### What you will do
Report only the number of lines holding "this".

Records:
+-------+
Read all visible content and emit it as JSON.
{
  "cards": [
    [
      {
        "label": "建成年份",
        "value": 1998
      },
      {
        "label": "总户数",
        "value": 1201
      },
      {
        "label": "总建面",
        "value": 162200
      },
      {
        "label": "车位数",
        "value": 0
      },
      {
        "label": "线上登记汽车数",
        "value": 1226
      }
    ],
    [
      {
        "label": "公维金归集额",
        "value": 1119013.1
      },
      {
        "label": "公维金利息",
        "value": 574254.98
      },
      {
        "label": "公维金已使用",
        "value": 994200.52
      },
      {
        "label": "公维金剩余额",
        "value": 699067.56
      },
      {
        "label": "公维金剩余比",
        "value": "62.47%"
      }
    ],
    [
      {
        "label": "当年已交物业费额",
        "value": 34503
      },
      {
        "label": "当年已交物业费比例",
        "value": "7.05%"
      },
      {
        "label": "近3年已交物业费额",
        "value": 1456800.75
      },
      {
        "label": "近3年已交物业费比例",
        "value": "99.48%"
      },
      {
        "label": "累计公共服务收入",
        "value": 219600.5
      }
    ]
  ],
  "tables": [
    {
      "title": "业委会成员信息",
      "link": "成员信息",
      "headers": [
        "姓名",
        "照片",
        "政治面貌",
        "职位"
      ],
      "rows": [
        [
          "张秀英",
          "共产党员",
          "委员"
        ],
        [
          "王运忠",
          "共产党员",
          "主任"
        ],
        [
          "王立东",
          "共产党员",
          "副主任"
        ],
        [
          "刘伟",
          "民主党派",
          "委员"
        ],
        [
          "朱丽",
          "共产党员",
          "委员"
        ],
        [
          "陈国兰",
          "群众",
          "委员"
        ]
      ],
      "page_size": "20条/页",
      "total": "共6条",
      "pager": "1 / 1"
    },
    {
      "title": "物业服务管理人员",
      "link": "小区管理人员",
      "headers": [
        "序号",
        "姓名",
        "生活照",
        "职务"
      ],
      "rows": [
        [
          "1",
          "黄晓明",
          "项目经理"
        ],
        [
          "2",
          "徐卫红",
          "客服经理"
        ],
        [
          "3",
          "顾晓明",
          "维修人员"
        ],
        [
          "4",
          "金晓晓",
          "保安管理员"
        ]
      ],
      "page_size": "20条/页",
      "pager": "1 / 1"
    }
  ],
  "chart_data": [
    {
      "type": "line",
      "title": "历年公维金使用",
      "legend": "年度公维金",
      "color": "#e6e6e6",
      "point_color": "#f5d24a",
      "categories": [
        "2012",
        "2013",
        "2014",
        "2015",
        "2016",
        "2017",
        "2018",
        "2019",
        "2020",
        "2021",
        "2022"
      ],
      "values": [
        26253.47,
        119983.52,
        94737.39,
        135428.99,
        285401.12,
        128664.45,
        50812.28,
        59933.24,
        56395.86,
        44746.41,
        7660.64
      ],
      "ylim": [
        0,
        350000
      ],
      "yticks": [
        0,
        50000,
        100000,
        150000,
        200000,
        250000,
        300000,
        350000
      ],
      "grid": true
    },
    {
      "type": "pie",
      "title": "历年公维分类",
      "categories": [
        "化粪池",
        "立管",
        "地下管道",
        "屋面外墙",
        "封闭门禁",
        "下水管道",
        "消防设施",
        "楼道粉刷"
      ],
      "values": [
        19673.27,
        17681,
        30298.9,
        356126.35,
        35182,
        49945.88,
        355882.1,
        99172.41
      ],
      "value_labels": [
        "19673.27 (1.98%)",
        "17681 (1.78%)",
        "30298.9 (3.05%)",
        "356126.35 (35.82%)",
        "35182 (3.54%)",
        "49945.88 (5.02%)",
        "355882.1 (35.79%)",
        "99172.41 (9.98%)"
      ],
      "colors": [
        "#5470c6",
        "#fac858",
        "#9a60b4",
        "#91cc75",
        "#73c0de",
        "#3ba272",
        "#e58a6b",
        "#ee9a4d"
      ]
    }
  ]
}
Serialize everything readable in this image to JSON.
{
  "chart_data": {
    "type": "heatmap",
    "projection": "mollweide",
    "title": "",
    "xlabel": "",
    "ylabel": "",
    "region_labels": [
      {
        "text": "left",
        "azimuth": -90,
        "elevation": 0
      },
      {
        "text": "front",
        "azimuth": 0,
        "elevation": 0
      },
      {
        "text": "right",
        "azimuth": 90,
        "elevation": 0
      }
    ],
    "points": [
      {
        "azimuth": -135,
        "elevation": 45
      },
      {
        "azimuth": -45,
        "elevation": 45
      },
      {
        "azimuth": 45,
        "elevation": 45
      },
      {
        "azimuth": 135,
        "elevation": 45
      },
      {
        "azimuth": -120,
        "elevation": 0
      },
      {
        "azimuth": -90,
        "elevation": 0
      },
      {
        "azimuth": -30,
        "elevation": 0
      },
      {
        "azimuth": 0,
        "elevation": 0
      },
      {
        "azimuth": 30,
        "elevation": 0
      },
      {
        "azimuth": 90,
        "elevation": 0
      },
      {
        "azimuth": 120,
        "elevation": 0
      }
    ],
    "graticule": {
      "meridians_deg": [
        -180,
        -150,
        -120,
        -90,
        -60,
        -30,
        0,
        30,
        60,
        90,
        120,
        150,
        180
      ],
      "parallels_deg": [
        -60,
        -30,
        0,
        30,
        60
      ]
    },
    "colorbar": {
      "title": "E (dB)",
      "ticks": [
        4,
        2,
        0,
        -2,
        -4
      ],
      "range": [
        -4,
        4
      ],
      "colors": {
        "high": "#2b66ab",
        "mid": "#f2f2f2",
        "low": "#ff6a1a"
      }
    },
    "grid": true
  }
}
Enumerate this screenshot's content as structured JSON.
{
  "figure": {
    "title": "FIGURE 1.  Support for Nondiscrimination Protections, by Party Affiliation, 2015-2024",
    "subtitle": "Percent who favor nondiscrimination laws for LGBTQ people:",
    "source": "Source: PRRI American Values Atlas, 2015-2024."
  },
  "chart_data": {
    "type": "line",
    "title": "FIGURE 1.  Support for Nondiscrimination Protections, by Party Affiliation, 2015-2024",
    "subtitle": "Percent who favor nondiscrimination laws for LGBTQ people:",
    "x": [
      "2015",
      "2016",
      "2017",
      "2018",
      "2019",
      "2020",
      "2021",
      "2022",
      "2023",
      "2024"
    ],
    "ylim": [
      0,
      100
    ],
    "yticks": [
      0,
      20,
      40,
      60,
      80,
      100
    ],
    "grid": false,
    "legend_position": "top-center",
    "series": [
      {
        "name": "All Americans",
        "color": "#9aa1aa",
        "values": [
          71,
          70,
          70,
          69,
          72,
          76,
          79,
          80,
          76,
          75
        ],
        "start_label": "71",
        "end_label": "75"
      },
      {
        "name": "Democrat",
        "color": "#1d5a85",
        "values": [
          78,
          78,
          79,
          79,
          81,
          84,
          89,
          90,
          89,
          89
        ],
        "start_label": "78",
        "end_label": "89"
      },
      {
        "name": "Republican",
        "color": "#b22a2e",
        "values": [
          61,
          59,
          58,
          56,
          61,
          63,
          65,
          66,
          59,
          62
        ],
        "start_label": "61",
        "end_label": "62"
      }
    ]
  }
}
+-------+
### Correct output
2